[Opening Page extract section]

Fernando Marçal de Oliveira (born 19 February 1989) is a Brazilian professional footballer who plays as a left wing-back for Campeonato Brasileiro Série A club Botafogo.

Career
After playing for Grêmio and Guaratinguetá in Brazil, Marçal headed to Portugal. In 2010, he signed for Torreense in the Portuguese Second Division. He made 40 appearances for the club before signing for Nacional in Primeira Liga. After amassing over 80 appearances at Nacional, his performances attracted the interest of 2014–15 Primeira Liga champions Benfica, who subsequently signed him on a five-year contract.

On 20 August 2015, Marçal was loaned out to Turkish side Gaziantepspor for a season.

On 16 June 2017, he signed for French club Olympique Lyonnais for €4.5 million after a stint with rival club Guingamp, where he made seven assists in 31 league appearances.

On 6 September 2020, Marçal moved to English side Wolverhampton Wanderers for a fee of €2 million on a two-year deal. Marçal made his full debut for Wolves on 14 September 2020 in a Premier League game away to Sheffield United.

[Closing Page extract section]

• **Problem set**
1) Decide whether each statement agrees with the biography: (a) Marçal signed for Torreense in 2010. (b) Benfica signed Marçal on a three-year contract. (c) Olympique Lyonnais paid €4.5 million for Marçal. For each, answer yes or no and quote the words of the biography that decide it.
2) According to the biography, which team did Marçal play against in his full debut for Wolves?
3) Reproduce the stretch of the biography from "On 20 August" through "31 league appearances.", swapping "Turkish side" for "Turkish club".

[Opening Source material section]

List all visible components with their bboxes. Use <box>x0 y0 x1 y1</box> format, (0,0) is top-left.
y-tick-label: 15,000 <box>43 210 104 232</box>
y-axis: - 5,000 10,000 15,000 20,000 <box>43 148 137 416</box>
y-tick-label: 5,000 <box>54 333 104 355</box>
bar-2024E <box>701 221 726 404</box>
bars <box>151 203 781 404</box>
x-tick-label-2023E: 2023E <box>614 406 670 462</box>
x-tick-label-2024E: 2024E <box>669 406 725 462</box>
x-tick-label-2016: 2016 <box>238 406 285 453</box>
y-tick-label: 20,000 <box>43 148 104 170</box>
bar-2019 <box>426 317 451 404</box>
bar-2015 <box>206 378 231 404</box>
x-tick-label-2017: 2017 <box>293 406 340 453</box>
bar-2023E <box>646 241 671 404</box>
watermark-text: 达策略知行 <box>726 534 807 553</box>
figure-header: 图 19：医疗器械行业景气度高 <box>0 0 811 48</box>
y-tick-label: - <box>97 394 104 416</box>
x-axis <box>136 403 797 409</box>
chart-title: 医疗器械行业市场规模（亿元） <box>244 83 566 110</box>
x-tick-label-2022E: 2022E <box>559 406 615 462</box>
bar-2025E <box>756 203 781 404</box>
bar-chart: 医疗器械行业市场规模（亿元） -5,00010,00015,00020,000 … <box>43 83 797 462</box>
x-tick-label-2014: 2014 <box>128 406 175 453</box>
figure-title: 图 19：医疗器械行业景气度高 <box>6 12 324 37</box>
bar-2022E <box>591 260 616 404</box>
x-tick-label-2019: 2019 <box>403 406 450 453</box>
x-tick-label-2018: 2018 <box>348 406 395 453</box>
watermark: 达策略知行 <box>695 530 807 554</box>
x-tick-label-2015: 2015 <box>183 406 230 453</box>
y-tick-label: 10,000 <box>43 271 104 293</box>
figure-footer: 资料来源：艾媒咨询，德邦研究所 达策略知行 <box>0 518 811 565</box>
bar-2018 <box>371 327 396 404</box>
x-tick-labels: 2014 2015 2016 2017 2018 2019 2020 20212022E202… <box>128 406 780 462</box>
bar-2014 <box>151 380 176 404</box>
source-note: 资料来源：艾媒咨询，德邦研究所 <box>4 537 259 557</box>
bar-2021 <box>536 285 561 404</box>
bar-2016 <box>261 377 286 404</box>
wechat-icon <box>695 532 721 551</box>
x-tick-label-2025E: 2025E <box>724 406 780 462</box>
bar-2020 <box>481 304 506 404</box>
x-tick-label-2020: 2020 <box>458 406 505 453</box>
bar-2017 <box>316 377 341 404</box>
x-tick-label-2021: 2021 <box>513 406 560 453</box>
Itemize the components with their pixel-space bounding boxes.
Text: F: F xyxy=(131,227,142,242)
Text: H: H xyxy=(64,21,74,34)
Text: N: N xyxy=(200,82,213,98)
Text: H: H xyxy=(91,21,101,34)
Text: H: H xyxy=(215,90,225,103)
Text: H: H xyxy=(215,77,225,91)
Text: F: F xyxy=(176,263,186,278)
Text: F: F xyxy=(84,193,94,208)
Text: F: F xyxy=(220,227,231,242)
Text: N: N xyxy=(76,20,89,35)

[Closing Source material section]

• **Solutions by task**
1)
(a) Yes: "In 2010, he signed for Torreense in the Portuguese Second Division."
(b) No: "who subsequently signed him on a five-year contract."
(c) Yes: "he signed for French club Olympique Lyonnais for €4.5 million"

2) Sheffield United, in an away Premier League game on 14 September 2020.

3)
On 20 August 2015, Marçal was loaned out to Turkish club Gaziantepspor for a season.

On 16 June 2017, he signed for French club Olympique Lyonnais for €4.5 million after a stint with rival club Guingamp, where he made seven assists in 31 league appearances.